**Exercise objective**: Don't copy the pictures; return every other part of the records exactly.

[Chart and figure data]
────────────────────

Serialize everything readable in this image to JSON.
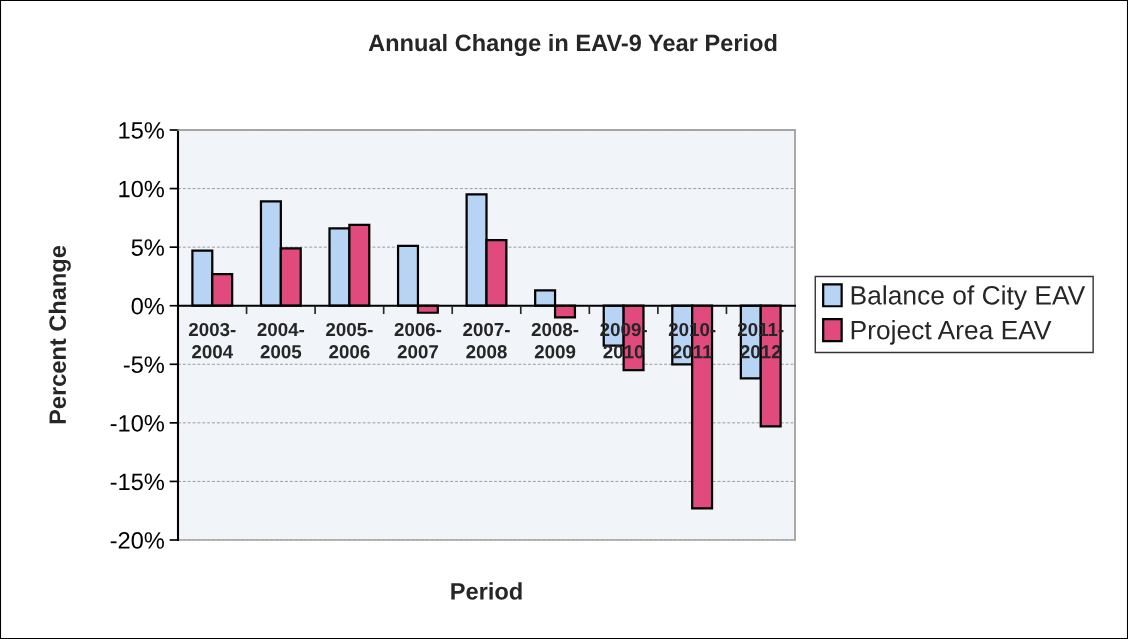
{
  "chart_data": {
    "type": "bar",
    "title": "Annual Change in EAV-9 Year Period",
    "xlabel": "Period",
    "ylabel": "Percent Change",
    "categories": [
      "2003-2004",
      "2004-2005",
      "2005-2006",
      "2006-2007",
      "2007-2008",
      "2008-2009",
      "2009-2010",
      "2010-2011",
      "2011-2012"
    ],
    "series": [
      {
        "name": "Balance of City EAV",
        "color": "#b8d4f5",
        "values": [
          4.7,
          8.9,
          6.6,
          5.1,
          9.5,
          1.3,
          -3.4,
          -5.0,
          -6.2
        ]
      },
      {
        "name": "Project Area EAV",
        "color": "#e04a7c",
        "values": [
          2.7,
          4.9,
          6.9,
          -0.6,
          5.6,
          -1.0,
          -5.5,
          -17.3,
          -10.3
        ]
      }
    ],
    "ylim": [
      -20,
      15
    ],
    "yticks": [
      {
        "value": -20,
        "label": "-20%"
      },
      {
        "value": -15,
        "label": "-15%"
      },
      {
        "value": -10,
        "label": "-10%"
      },
      {
        "value": -5,
        "label": "-5%"
      },
      {
        "value": 0,
        "label": "0%"
      },
      {
        "value": 5,
        "label": "5%"
      },
      {
        "value": 10,
        "label": "10%"
      },
      {
        "value": 15,
        "label": "15%"
      }
    ],
    "grid": "y",
    "legend": "right"
  }
}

────────────────────

**Response to the exercise**:
Serialize everything readable in this image to JSON.
{
  "chart_data": {
    "type": "bar",
    "title": "Annual Change in EAV-9 Year Period",
    "xlabel": "Period",
    "ylabel": "Percent Change",
    "categories": [
      "2003-2004",
      "2004-2005",
      "2005-2006",
      "2006-2007",
      "2007-2008",
      "2008-2009",
      "2009-2010",
      "2010-2011",
      "2011-2012"
    ],
    "series": [
      {
        "name": "Balance of City EAV",
        "color": "#b8d4f5",
        "values": [
          4.7,
          8.9,
          6.6,
          5.1,
          9.5,
          1.3,
          -3.4,
          -5.0,
          -6.2
        ]
      },
      {
        "name": "Project Area EAV",
        "color": "#e04a7c",
        "values": [
          2.7,
          4.9,
          6.9,
          -0.6,
          5.6,
          -1.0,
          -5.5,
          -17.3,
          -10.3
        ]
      }
    ],
    "ylim": [
      -20,
      15
    ],
    "yticks": [
      {
        "value": -20,
        "label": "-20%"
      },
      {
        "value": -15,
        "label": "-15%"
      },
      {
        "value": -10,
        "label": "-10%"
      },
      {
        "value": -5,
        "label": "-5%"
      },
      {
        "value": 0,
        "label": "0%"
      },
      {
        "value": 5,
        "label": "5%"
      },
      {
        "value": 10,
        "label": "10%"
      },
      {
        "value": 15,
        "label": "15%"
      }
    ],
    "grid": "y",
    "legend": "right"
  }
}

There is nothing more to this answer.